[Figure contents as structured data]
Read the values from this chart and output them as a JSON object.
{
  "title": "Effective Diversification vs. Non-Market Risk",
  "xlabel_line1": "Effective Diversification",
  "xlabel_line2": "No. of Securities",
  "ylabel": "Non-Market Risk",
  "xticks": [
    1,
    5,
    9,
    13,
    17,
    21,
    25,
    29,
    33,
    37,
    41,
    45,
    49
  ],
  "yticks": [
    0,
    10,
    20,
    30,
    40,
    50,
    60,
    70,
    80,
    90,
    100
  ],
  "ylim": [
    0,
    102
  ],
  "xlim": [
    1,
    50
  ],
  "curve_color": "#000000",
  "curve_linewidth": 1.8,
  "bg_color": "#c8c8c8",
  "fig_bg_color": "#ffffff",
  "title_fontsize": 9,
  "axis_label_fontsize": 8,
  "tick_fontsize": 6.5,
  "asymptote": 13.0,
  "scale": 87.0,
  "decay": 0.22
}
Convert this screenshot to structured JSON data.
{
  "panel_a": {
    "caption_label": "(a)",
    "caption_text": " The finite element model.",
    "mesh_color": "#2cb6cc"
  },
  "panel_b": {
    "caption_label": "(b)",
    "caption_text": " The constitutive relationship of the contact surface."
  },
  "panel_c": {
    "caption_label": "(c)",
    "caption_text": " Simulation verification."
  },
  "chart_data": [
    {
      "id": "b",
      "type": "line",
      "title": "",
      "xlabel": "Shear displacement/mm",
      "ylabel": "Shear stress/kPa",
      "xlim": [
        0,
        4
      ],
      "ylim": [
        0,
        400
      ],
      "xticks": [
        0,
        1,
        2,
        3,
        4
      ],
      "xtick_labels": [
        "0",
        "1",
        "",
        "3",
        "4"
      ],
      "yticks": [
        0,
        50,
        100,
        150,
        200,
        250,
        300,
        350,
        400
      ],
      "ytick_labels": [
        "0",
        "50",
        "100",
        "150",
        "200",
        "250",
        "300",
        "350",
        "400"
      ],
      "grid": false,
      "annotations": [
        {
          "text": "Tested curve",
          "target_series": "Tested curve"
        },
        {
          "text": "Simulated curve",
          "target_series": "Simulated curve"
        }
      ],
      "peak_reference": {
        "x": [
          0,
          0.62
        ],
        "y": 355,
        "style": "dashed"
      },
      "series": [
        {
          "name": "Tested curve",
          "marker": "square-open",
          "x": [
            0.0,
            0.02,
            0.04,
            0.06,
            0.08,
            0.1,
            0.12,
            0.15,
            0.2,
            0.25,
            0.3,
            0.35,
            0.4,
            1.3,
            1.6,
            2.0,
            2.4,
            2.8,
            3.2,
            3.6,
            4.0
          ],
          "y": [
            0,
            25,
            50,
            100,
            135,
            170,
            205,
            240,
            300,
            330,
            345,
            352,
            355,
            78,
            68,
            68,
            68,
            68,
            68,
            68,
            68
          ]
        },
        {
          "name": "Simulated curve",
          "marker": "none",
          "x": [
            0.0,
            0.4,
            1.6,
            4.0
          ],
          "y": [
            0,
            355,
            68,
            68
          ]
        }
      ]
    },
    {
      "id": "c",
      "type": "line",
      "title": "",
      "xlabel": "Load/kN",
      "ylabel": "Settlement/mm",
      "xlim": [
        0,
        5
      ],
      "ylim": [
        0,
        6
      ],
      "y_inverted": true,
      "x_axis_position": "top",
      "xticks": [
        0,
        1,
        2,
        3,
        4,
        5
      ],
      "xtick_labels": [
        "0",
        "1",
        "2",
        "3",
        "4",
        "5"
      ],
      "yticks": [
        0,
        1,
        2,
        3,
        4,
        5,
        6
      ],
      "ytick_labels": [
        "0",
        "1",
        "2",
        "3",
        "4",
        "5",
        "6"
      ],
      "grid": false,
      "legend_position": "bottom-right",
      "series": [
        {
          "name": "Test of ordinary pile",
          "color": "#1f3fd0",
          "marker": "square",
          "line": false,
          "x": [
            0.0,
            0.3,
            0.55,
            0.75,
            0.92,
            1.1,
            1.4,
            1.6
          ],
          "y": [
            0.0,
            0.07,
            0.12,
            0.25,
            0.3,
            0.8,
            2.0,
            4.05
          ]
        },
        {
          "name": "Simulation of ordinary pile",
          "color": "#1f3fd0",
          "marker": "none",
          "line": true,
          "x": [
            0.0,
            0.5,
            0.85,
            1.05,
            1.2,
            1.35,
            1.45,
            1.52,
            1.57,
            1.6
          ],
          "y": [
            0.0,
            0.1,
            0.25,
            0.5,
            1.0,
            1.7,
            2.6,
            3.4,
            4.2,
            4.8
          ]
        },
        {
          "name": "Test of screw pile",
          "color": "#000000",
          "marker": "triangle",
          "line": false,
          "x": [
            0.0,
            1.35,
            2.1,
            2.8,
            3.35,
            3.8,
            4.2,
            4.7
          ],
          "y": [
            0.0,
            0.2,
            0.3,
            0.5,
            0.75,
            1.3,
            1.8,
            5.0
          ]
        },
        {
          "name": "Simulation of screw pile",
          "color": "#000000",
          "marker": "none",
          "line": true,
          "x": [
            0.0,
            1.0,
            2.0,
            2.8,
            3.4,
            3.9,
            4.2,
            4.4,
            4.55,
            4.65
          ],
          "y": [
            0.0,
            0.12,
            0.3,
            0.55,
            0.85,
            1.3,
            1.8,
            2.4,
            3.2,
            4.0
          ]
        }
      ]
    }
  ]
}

TASK GOAL.
Without leaving anything out, give the entries again exactly.

OUTPUT BELOW.
Read the values from this chart and output them as a JSON object.
{
  "title": "Effective Diversification vs. Non-Market Risk",
  "xlabel_line1": "Effective Diversification",
  "xlabel_line2": "No. of Securities",
  "ylabel": "Non-Market Risk",
  "xticks": [
    1,
    5,
    9,
    13,
    17,
    21,
    25,
    29,
    33,
    37,
    41,
    45,
    49
  ],
  "yticks": [
    0,
    10,
    20,
    30,
    40,
    50,
    60,
    70,
    80,
    90,
    100
  ],
  "ylim": [
    0,
    102
  ],
  "xlim": [
    1,
    50
  ],
  "curve_color": "#000000",
  "curve_linewidth": 1.8,
  "bg_color": "#c8c8c8",
  "fig_bg_color": "#ffffff",
  "title_fontsize": 9,
  "axis_label_fontsize": 8,
  "tick_fontsize": 6.5,
  "asymptote": 13.0,
  "scale": 87.0,
  "decay": 0.22
}
Convert this screenshot to structured JSON data.
{
  "panel_a": {
    "caption_label": "(a)",
    "caption_text": " The finite element model.",
    "mesh_color": "#2cb6cc"
  },
  "panel_b": {
    "caption_label": "(b)",
    "caption_text": " The constitutive relationship of the contact surface."
  },
  "panel_c": {
    "caption_label": "(c)",
    "caption_text": " Simulation verification."
  },
  "chart_data": [
    {
      "id": "b",
      "type": "line",
      "title": "",
      "xlabel": "Shear displacement/mm",
      "ylabel": "Shear stress/kPa",
      "xlim": [
        0,
        4
      ],
      "ylim": [
        0,
        400
      ],
      "xticks": [
        0,
        1,
        2,
        3,
        4
      ],
      "xtick_labels": [
        "0",
        "1",
        "",
        "3",
        "4"
      ],
      "yticks": [
        0,
        50,
        100,
        150,
        200,
        250,
        300,
        350,
        400
      ],
      "ytick_labels": [
        "0",
        "50",
        "100",
        "150",
        "200",
        "250",
        "300",
        "350",
        "400"
      ],
      "grid": false,
      "annotations": [
        {
          "text": "Tested curve",
          "target_series": "Tested curve"
        },
        {
          "text": "Simulated curve",
          "target_series": "Simulated curve"
        }
      ],
      "peak_reference": {
        "x": [
          0,
          0.62
        ],
        "y": 355,
        "style": "dashed"
      },
      "series": [
        {
          "name": "Tested curve",
          "marker": "square-open",
          "x": [
            0.0,
            0.02,
            0.04,
            0.06,
            0.08,
            0.1,
            0.12,
            0.15,
            0.2,
            0.25,
            0.3,
            0.35,
            0.4,
            1.3,
            1.6,
            2.0,
            2.4,
            2.8,
            3.2,
            3.6,
            4.0
          ],
          "y": [
            0,
            25,
            50,
            100,
            135,
            170,
            205,
            240,
            300,
            330,
            345,
            352,
            355,
            78,
            68,
            68,
            68,
            68,
            68,
            68,
            68
          ]
        },
        {
          "name": "Simulated curve",
          "marker": "none",
          "x": [
            0.0,
            0.4,
            1.6,
            4.0
          ],
          "y": [
            0,
            355,
            68,
            68
          ]
        }
      ]
    },
    {
      "id": "c",
      "type": "line",
      "title": "",
      "xlabel": "Load/kN",
      "ylabel": "Settlement/mm",
      "xlim": [
        0,
        5
      ],
      "ylim": [
        0,
        6
      ],
      "y_inverted": true,
      "x_axis_position": "top",
      "xticks": [
        0,
        1,
        2,
        3,
        4,
        5
      ],
      "xtick_labels": [
        "0",
        "1",
        "2",
        "3",
        "4",
        "5"
      ],
      "yticks": [
        0,
        1,
        2,
        3,
        4,
        5,
        6
      ],
      "ytick_labels": [
        "0",
        "1",
        "2",
        "3",
        "4",
        "5",
        "6"
      ],
      "grid": false,
      "legend_position": "bottom-right",
      "series": [
        {
          "name": "Test of ordinary pile",
          "color": "#1f3fd0",
          "marker": "square",
          "line": false,
          "x": [
            0.0,
            0.3,
            0.55,
            0.75,
            0.92,
            1.1,
            1.4,
            1.6
          ],
          "y": [
            0.0,
            0.07,
            0.12,
            0.25,
            0.3,
            0.8,
            2.0,
            4.05
          ]
        },
        {
          "name": "Simulation of ordinary pile",
          "color": "#1f3fd0",
          "marker": "none",
          "line": true,
          "x": [
            0.0,
            0.5,
            0.85,
            1.05,
            1.2,
            1.35,
            1.45,
            1.52,
            1.57,
            1.6
          ],
          "y": [
            0.0,
            0.1,
            0.25,
            0.5,
            1.0,
            1.7,
            2.6,
            3.4,
            4.2,
            4.8
          ]
        },
        {
          "name": "Test of screw pile",
          "color": "#000000",
          "marker": "triangle",
          "line": false,
          "x": [
            0.0,
            1.35,
            2.1,
            2.8,
            3.35,
            3.8,
            4.2,
            4.7
          ],
          "y": [
            0.0,
            0.2,
            0.3,
            0.5,
            0.75,
            1.3,
            1.8,
            5.0
          ]
        },
        {
          "name": "Simulation of screw pile",
          "color": "#000000",
          "marker": "none",
          "line": true,
          "x": [
            0.0,
            1.0,
            2.0,
            2.8,
            3.4,
            3.9,
            4.2,
            4.4,
            4.55,
            4.65
          ],
          "y": [
            0.0,
            0.12,
            0.3,
            0.55,
            0.85,
            1.3,
            1.8,
            2.4,
            3.2,
            4.0
          ]
        }
      ]
    }
  ]
}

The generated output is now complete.